*INSTRUCTION*. Would you quote the material below in full and unchanged?

*MATERIALS PROVIDED*.
********************
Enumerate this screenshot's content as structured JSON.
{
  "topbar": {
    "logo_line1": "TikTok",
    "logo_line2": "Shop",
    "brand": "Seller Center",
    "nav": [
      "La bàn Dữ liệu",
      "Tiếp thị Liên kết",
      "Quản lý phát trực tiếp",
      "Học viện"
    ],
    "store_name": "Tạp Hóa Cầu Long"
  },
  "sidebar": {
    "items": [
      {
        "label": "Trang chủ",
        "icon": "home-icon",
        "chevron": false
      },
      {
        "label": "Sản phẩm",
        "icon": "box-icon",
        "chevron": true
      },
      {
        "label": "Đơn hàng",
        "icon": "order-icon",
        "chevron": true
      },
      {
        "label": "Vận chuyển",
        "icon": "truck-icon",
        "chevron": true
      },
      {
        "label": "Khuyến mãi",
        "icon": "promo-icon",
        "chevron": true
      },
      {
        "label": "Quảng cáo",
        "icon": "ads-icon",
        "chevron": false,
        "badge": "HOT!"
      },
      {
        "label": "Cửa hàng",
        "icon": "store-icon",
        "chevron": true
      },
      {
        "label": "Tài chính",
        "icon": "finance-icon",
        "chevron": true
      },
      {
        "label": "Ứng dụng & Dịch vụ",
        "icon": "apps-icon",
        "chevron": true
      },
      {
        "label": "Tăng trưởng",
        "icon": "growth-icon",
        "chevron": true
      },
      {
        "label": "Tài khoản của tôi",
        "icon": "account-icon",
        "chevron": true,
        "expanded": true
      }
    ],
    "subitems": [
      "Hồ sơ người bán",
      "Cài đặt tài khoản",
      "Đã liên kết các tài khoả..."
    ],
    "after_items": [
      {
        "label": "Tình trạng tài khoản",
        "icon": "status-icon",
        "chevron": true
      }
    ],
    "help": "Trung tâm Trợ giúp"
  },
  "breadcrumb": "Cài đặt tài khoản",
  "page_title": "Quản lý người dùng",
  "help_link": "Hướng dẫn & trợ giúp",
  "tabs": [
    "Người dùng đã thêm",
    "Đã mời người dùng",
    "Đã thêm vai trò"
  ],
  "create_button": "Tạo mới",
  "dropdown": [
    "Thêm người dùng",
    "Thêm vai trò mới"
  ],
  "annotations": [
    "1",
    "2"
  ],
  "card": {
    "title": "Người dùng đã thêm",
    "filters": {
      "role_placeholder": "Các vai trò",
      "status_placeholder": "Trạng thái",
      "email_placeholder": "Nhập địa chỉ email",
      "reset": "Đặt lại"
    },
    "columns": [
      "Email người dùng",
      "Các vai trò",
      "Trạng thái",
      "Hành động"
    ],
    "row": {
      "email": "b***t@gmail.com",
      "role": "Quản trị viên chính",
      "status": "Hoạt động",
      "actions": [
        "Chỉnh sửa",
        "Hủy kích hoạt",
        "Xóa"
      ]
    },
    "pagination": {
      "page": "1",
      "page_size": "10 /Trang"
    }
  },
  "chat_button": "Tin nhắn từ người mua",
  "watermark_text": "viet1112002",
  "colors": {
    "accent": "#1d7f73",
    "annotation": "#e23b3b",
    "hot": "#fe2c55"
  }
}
********************
*EXERCISE ANSWER*.
Enumerate this screenshot's content as structured JSON.
{
  "topbar": {
    "logo_line1": "TikTok",
    "logo_line2": "Shop",
    "brand": "Seller Center",
    "nav": [
      "La bàn Dữ liệu",
      "Tiếp thị Liên kết",
      "Quản lý phát trực tiếp",
      "Học viện"
    ],
    "store_name": "Tạp Hóa Cầu Long"
  },
  "sidebar": {
    "items": [
      {
        "label": "Trang chủ",
        "icon": "home-icon",
        "chevron": false
      },
      {
        "label": "Sản phẩm",
        "icon": "box-icon",
        "chevron": true
      },
      {
        "label": "Đơn hàng",
        "icon": "order-icon",
        "chevron": true
      },
      {
        "label": "Vận chuyển",
        "icon": "truck-icon",
        "chevron": true
      },
      {
        "label": "Khuyến mãi",
        "icon": "promo-icon",
        "chevron": true
      },
      {
        "label": "Quảng cáo",
        "icon": "ads-icon",
        "chevron": false,
        "badge": "HOT!"
      },
      {
        "label": "Cửa hàng",
        "icon": "store-icon",
        "chevron": true
      },
      {
        "label": "Tài chính",
        "icon": "finance-icon",
        "chevron": true
      },
      {
        "label": "Ứng dụng & Dịch vụ",
        "icon": "apps-icon",
        "chevron": true
      },
      {
        "label": "Tăng trưởng",
        "icon": "growth-icon",
        "chevron": true
      },
      {
        "label": "Tài khoản của tôi",
        "icon": "account-icon",
        "chevron": true,
        "expanded": true
      }
    ],
    "subitems": [
      "Hồ sơ người bán",
      "Cài đặt tài khoản",
      "Đã liên kết các tài khoả..."
    ],
    "after_items": [
      {
        "label": "Tình trạng tài khoản",
        "icon": "status-icon",
        "chevron": true
      }
    ],
    "help": "Trung tâm Trợ giúp"
  },
  "breadcrumb": "Cài đặt tài khoản",
  "page_title": "Quản lý người dùng",
  "help_link": "Hướng dẫn & trợ giúp",
  "tabs": [
    "Người dùng đã thêm",
    "Đã mời người dùng",
    "Đã thêm vai trò"
  ],
  "create_button": "Tạo mới",
  "dropdown": [
    "Thêm người dùng",
    "Thêm vai trò mới"
  ],
  "annotations": [
    "1",
    "2"
  ],
  "card": {
    "title": "Người dùng đã thêm",
    "filters": {
      "role_placeholder": "Các vai trò",
      "status_placeholder": "Trạng thái",
      "email_placeholder": "Nhập địa chỉ email",
      "reset": "Đặt lại"
    },
    "columns": [
      "Email người dùng",
      "Các vai trò",
      "Trạng thái",
      "Hành động"
    ],
    "row": {
      "email": "b***t@gmail.com",
      "role": "Quản trị viên chính",
      "status": "Hoạt động",
      "actions": [
        "Chỉnh sửa",
        "Hủy kích hoạt",
        "Xóa"
      ]
    },
    "pagination": {
      "page": "1",
      "page_size": "10 /Trang"
    }
  },
  "chat_button": "Tin nhắn từ người mua",
  "watermark_text": "viet1112002",
  "colors": {
    "accent": "#1d7f73",
    "annotation": "#e23b3b",
    "hot": "#fe2c55"
  }
}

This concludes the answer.